[What the exercise asks] Where a line contains the string "criança", copy that line.

··· Dataset

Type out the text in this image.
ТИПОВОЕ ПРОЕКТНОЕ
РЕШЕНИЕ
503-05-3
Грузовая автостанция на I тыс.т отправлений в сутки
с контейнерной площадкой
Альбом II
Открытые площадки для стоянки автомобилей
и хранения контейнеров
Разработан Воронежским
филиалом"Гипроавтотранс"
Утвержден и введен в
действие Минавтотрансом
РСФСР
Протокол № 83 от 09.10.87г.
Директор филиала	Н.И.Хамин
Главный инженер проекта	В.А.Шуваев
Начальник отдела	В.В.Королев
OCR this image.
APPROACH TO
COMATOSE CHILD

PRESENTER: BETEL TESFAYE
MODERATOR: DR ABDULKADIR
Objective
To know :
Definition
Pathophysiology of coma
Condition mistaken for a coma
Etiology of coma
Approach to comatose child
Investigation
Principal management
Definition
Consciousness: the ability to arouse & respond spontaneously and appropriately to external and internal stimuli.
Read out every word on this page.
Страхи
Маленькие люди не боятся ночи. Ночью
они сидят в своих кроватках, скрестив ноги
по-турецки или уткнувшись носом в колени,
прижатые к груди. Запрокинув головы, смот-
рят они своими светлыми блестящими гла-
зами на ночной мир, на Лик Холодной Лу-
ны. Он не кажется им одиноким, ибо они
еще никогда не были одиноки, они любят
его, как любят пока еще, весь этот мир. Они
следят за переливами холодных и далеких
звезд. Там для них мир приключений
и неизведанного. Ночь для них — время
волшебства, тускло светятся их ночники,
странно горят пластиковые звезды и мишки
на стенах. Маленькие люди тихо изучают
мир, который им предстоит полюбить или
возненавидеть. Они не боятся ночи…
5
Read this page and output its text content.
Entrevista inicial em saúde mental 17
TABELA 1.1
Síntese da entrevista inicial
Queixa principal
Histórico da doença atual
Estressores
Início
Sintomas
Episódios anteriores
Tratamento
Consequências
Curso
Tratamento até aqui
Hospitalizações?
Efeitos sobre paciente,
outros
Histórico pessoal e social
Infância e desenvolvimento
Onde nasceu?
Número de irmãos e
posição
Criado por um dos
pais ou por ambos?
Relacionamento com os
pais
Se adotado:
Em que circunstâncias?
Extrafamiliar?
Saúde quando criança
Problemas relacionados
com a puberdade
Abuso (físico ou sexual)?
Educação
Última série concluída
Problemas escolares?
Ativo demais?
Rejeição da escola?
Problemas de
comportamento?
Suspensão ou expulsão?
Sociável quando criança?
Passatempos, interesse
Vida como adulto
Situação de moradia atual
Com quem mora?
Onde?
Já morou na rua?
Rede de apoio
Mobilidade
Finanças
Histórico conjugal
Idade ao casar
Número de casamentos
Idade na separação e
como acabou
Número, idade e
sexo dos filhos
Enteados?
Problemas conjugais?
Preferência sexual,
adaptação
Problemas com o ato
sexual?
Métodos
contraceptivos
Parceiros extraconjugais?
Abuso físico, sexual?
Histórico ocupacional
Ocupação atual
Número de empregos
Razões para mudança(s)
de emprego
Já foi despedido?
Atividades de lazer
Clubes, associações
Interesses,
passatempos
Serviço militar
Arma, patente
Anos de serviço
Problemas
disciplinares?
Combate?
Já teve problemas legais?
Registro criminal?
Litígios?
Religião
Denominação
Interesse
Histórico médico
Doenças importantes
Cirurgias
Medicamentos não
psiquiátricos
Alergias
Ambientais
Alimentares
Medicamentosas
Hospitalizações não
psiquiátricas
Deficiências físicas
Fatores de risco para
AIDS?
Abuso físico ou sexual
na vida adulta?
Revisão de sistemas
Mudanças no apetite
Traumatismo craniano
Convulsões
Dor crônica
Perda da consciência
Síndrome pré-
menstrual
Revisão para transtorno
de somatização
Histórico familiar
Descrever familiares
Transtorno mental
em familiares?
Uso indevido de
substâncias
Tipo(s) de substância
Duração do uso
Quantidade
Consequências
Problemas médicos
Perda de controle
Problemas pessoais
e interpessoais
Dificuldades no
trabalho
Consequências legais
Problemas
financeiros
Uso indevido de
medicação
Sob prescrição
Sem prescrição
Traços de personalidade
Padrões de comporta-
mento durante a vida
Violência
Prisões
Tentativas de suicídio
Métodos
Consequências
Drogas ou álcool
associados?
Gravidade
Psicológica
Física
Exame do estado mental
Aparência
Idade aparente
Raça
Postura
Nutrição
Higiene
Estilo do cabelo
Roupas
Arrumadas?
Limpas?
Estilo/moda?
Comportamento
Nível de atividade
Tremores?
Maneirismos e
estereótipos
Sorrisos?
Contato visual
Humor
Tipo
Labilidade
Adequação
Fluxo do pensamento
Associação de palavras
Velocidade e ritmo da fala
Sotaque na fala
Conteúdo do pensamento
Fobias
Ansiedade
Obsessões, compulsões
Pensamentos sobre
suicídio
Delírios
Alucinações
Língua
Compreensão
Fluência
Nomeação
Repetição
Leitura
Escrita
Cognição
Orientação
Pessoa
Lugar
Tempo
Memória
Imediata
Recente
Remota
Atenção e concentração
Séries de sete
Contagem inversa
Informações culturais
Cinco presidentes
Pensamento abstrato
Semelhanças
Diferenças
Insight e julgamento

······

[Solution to this task]
Saúde quando criança
Sociável quando criança?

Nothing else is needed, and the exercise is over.